**What the task asks:** Set down the data below without change, skipping the pictures it holds.

________________________________________

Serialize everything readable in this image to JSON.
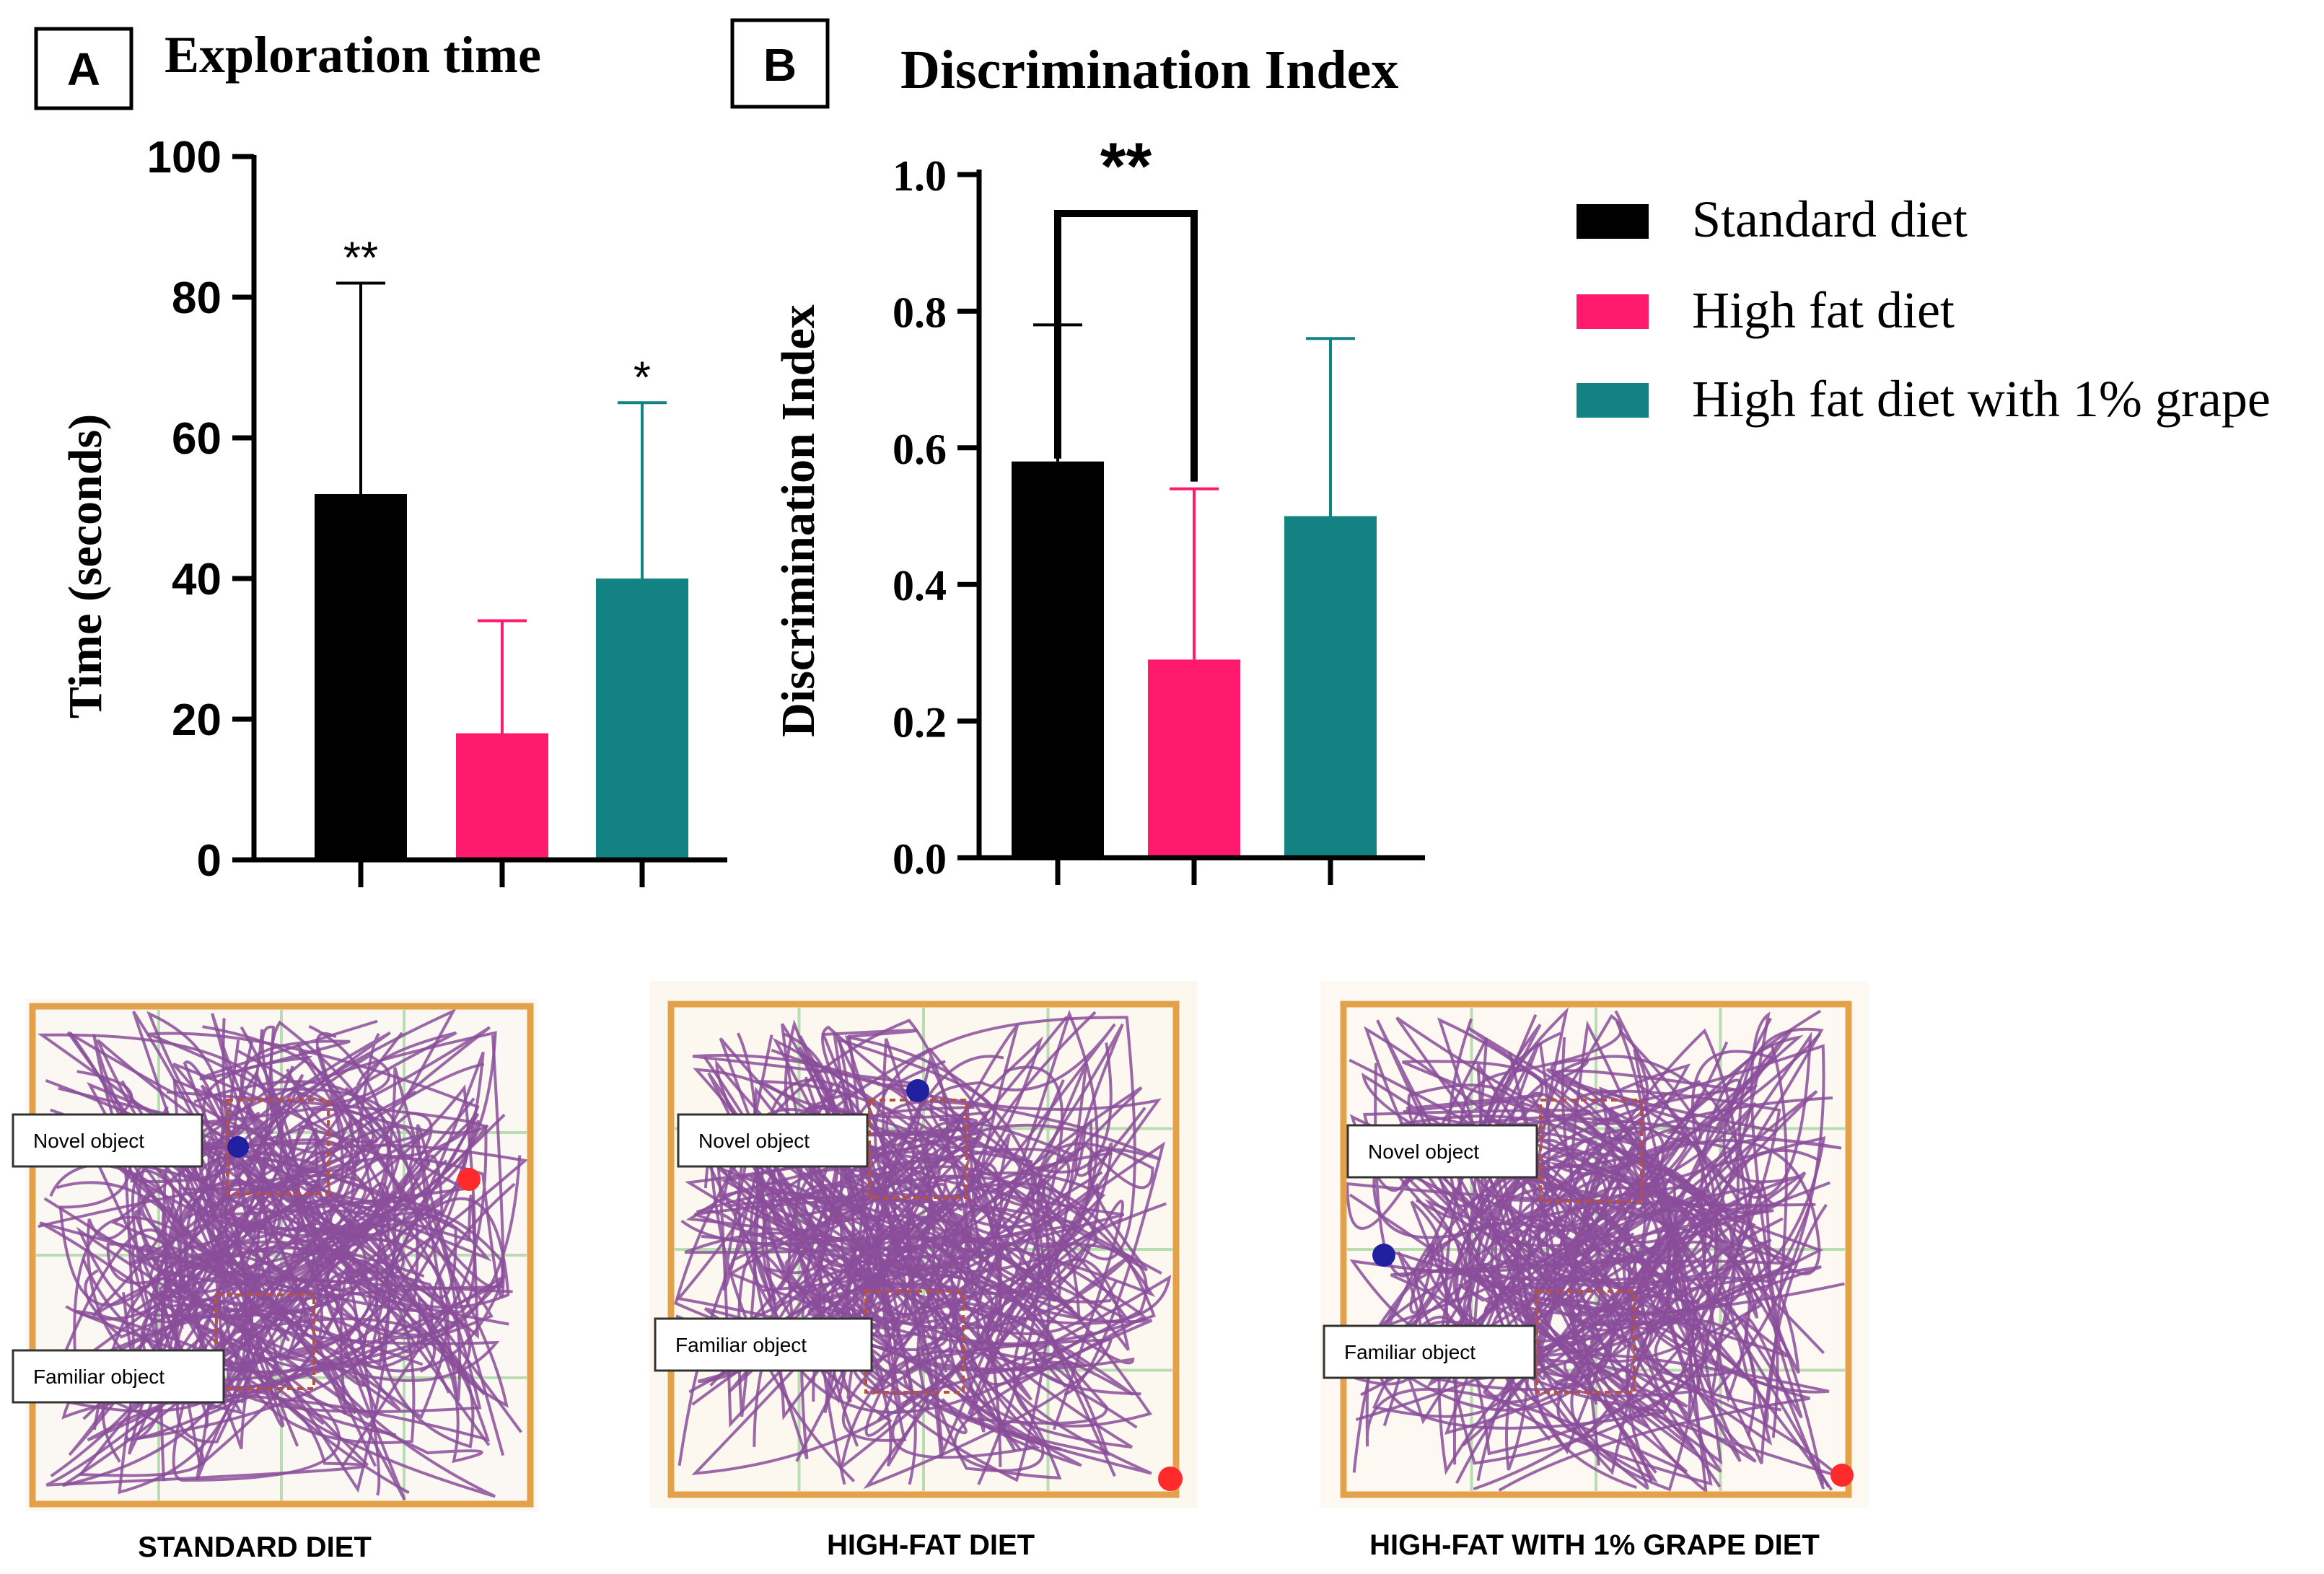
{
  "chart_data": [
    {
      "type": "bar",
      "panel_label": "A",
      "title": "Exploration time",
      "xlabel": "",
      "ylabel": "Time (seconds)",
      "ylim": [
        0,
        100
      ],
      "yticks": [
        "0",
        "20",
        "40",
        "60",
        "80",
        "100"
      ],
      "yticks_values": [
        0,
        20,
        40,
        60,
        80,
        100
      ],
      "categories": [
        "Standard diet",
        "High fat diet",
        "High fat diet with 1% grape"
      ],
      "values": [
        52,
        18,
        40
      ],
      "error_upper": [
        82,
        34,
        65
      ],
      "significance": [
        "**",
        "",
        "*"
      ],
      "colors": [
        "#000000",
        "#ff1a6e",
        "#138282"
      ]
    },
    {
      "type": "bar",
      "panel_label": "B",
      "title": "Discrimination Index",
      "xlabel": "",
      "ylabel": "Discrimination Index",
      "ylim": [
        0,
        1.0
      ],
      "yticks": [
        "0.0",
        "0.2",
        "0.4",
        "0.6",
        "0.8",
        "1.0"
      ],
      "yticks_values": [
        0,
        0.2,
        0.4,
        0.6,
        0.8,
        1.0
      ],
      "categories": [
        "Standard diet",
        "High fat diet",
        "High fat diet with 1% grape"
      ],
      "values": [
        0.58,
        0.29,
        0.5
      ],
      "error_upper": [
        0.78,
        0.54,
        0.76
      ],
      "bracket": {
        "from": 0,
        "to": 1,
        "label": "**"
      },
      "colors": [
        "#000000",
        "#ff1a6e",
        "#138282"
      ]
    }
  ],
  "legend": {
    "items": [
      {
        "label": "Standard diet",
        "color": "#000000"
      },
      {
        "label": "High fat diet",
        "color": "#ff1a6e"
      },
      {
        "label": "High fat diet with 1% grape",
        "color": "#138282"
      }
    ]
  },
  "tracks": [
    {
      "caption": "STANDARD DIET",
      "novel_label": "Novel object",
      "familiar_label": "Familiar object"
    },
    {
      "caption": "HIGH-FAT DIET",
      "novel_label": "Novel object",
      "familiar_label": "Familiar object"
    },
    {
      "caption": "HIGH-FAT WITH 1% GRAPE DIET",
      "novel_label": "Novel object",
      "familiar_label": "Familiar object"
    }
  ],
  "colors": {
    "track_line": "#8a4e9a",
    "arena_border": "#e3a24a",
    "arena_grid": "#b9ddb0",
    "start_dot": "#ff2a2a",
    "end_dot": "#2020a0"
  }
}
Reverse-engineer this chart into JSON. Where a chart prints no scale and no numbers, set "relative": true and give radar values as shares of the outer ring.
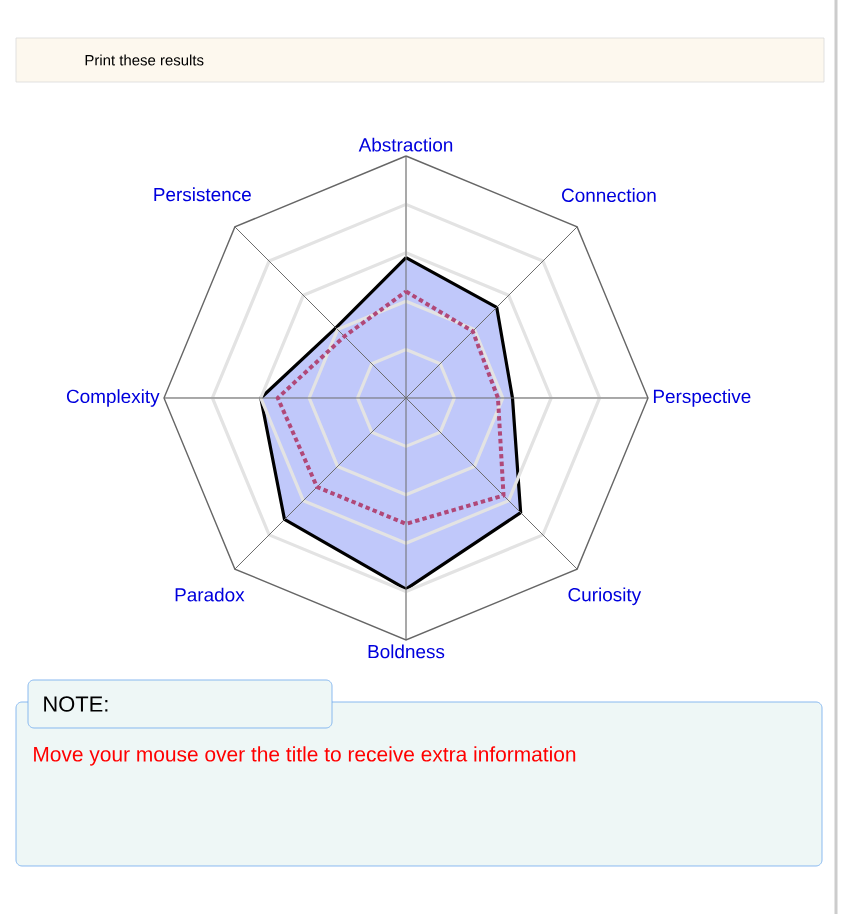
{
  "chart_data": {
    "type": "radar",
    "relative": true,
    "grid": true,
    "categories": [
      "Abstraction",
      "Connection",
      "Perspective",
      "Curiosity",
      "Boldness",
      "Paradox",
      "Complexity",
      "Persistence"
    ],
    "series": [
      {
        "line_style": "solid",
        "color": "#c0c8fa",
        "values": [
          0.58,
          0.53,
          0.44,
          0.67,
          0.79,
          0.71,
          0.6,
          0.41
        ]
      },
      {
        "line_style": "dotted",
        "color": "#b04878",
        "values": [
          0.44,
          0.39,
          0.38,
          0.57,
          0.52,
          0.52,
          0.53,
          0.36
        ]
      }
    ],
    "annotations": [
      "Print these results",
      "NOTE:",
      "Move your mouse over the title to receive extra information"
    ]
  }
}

________________________________________

**Full response:**
Serialize everything readable in this image to JSON.
{
  "chart_data": [
    {
      "type": "bar",
      "panel_label": "A",
      "title": "Exploration time",
      "xlabel": "",
      "ylabel": "Time (seconds)",
      "ylim": [
        0,
        100
      ],
      "yticks": [
        "0",
        "20",
        "40",
        "60",
        "80",
        "100"
      ],
      "yticks_values": [
        0,
        20,
        40,
        60,
        80,
        100
      ],
      "categories": [
        "Standard diet",
        "High fat diet",
        "High fat diet with 1% grape"
      ],
      "values": [
        52,
        18,
        40
      ],
      "error_upper": [
        82,
        34,
        65
      ],
      "significance": [
        "**",
        "",
        "*"
      ],
      "colors": [
        "#000000",
        "#ff1a6e",
        "#138282"
      ]
    },
    {
      "type": "bar",
      "panel_label": "B",
      "title": "Discrimination Index",
      "xlabel": "",
      "ylabel": "Discrimination Index",
      "ylim": [
        0,
        1.0
      ],
      "yticks": [
        "0.0",
        "0.2",
        "0.4",
        "0.6",
        "0.8",
        "1.0"
      ],
      "yticks_values": [
        0,
        0.2,
        0.4,
        0.6,
        0.8,
        1.0
      ],
      "categories": [
        "Standard diet",
        "High fat diet",
        "High fat diet with 1% grape"
      ],
      "values": [
        0.58,
        0.29,
        0.5
      ],
      "error_upper": [
        0.78,
        0.54,
        0.76
      ],
      "bracket": {
        "from": 0,
        "to": 1,
        "label": "**"
      },
      "colors": [
        "#000000",
        "#ff1a6e",
        "#138282"
      ]
    }
  ],
  "legend": {
    "items": [
      {
        "label": "Standard diet",
        "color": "#000000"
      },
      {
        "label": "High fat diet",
        "color": "#ff1a6e"
      },
      {
        "label": "High fat diet with 1% grape",
        "color": "#138282"
      }
    ]
  },
  "tracks": [
    {
      "caption": "STANDARD DIET",
      "novel_label": "Novel object",
      "familiar_label": "Familiar object"
    },
    {
      "caption": "HIGH-FAT DIET",
      "novel_label": "Novel object",
      "familiar_label": "Familiar object"
    },
    {
      "caption": "HIGH-FAT WITH 1% GRAPE DIET",
      "novel_label": "Novel object",
      "familiar_label": "Familiar object"
    }
  ],
  "colors": {
    "track_line": "#8a4e9a",
    "arena_border": "#e3a24a",
    "arena_grid": "#b9ddb0",
    "start_dot": "#ff2a2a",
    "end_dot": "#2020a0"
  }
}
Reverse-engineer this chart into JSON. Where a chart prints no scale and no numbers, set "relative": true and give radar values as shares of the outer ring.
{
  "chart_data": {
    "type": "radar",
    "relative": true,
    "grid": true,
    "categories": [
      "Abstraction",
      "Connection",
      "Perspective",
      "Curiosity",
      "Boldness",
      "Paradox",
      "Complexity",
      "Persistence"
    ],
    "series": [
      {
        "line_style": "solid",
        "color": "#c0c8fa",
        "values": [
          0.58,
          0.53,
          0.44,
          0.67,
          0.79,
          0.71,
          0.6,
          0.41
        ]
      },
      {
        "line_style": "dotted",
        "color": "#b04878",
        "values": [
          0.44,
          0.39,
          0.38,
          0.57,
          0.52,
          0.52,
          0.53,
          0.36
        ]
      }
    ],
    "annotations": [
      "Print these results",
      "NOTE:",
      "Move your mouse over the title to receive extra information"
    ]
  }
}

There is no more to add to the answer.